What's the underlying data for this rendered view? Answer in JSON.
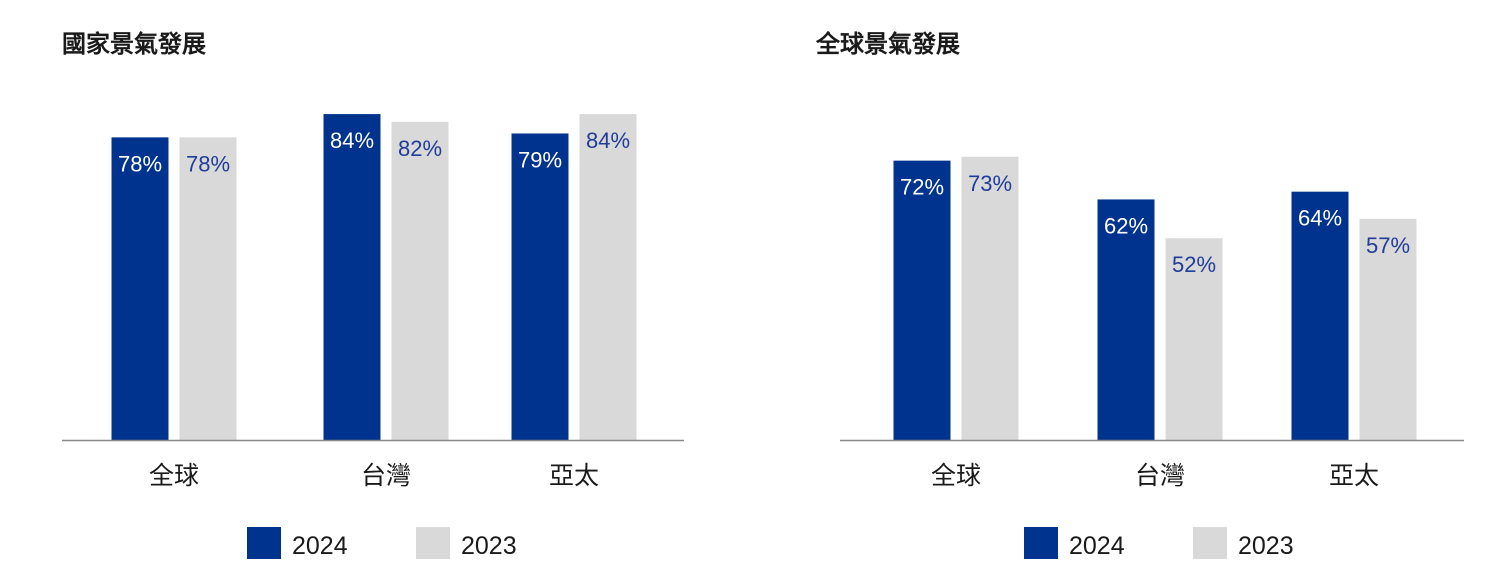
{
  "colors": {
    "y2024": "#00338D",
    "y2023": "#D9D9D9",
    "label_on_dark": "#ffffff",
    "label_on_light": "#1F3D99",
    "axis": "#888888"
  },
  "chart_data": [
    {
      "type": "bar",
      "title": "國家景氣發展",
      "categories": [
        "全球",
        "台灣",
        "亞太"
      ],
      "series": [
        {
          "name": "2024",
          "values": [
            78,
            84,
            79
          ],
          "labels": [
            "78%",
            "84%",
            "79%"
          ]
        },
        {
          "name": "2023",
          "values": [
            78,
            82,
            84
          ],
          "labels": [
            "78%",
            "82%",
            "84%"
          ]
        }
      ],
      "legend": "bottom",
      "grid": false
    },
    {
      "type": "bar",
      "title": "全球景氣發展",
      "categories": [
        "全球",
        "台灣",
        "亞太"
      ],
      "series": [
        {
          "name": "2024",
          "values": [
            72,
            62,
            64
          ],
          "labels": [
            "72%",
            "62%",
            "64%"
          ]
        },
        {
          "name": "2023",
          "values": [
            73,
            52,
            57
          ],
          "labels": [
            "73%",
            "52%",
            "57%"
          ]
        }
      ],
      "legend": "bottom",
      "grid": false
    }
  ]
}
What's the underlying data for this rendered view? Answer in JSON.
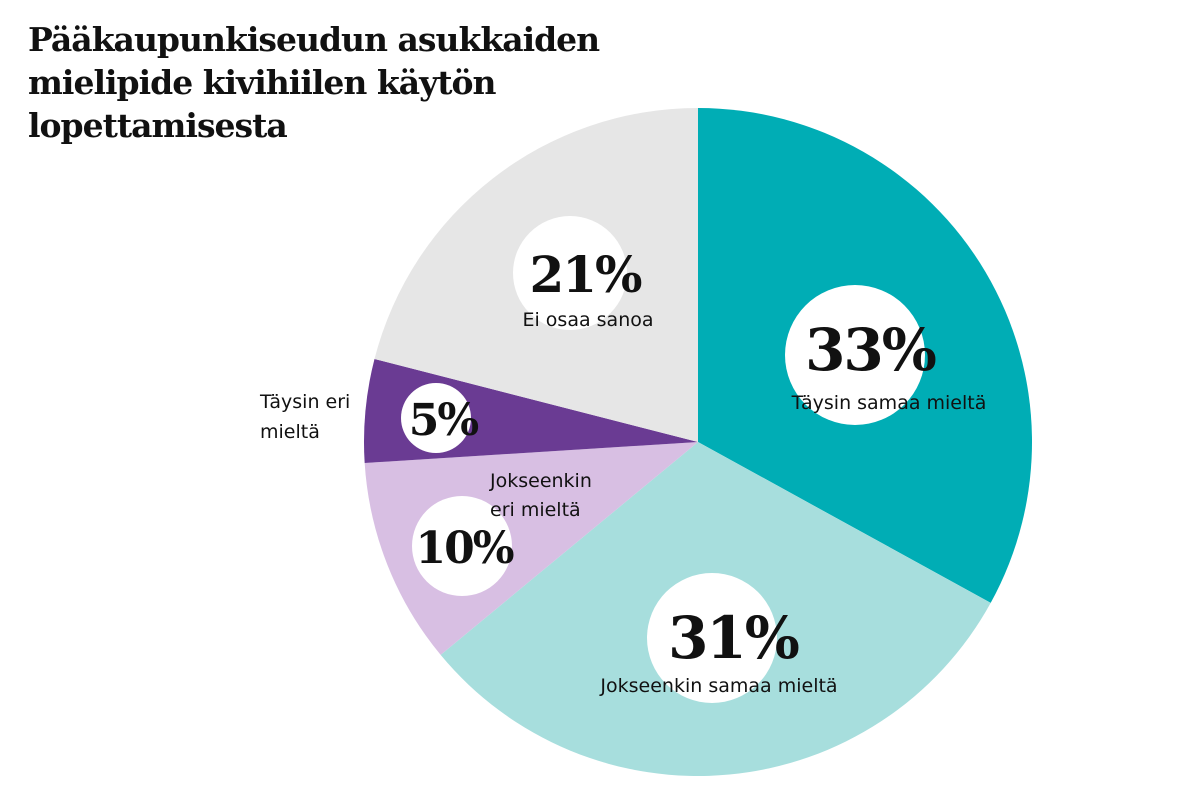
{
  "title": "Pääkaupunkiseudun asukkaiden mielipide kivihiilen käytön lopettamisesta",
  "chart_data": {
    "type": "pie",
    "title": "Pääkaupunkiseudun asukkaiden mielipide kivihiilen käytön lopettamisesta",
    "slices": [
      {
        "label": "Täysin samaa mieltä",
        "value": 33,
        "value_label": "33%",
        "color": "#00adb5"
      },
      {
        "label": "Jokseenkin samaa mieltä",
        "value": 31,
        "value_label": "31%",
        "color": "#a7dedd"
      },
      {
        "label": "Jokseenkin eri mieltä",
        "value": 10,
        "value_label": "10%",
        "color": "#d8bfe3"
      },
      {
        "label": "Täysin eri mieltä",
        "value": 5,
        "value_label": "5%",
        "color": "#6a3b93"
      },
      {
        "label": "Ei osaa sanoa",
        "value": 21,
        "value_label": "21%",
        "color": "#e6e6e6"
      }
    ],
    "start": "top",
    "direction": "clockwise"
  }
}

☆ ☆ ☆

TASK DIRECTIONS
Extract every line containing the string "mieltä" from the material.

EXERCISE ANSWER
        "label": "Täysin samaa mieltä",
        "label": "Jokseenkin samaa mieltä",
        "label": "Jokseenkin eri mieltä",
        "label": "Täysin eri mieltä",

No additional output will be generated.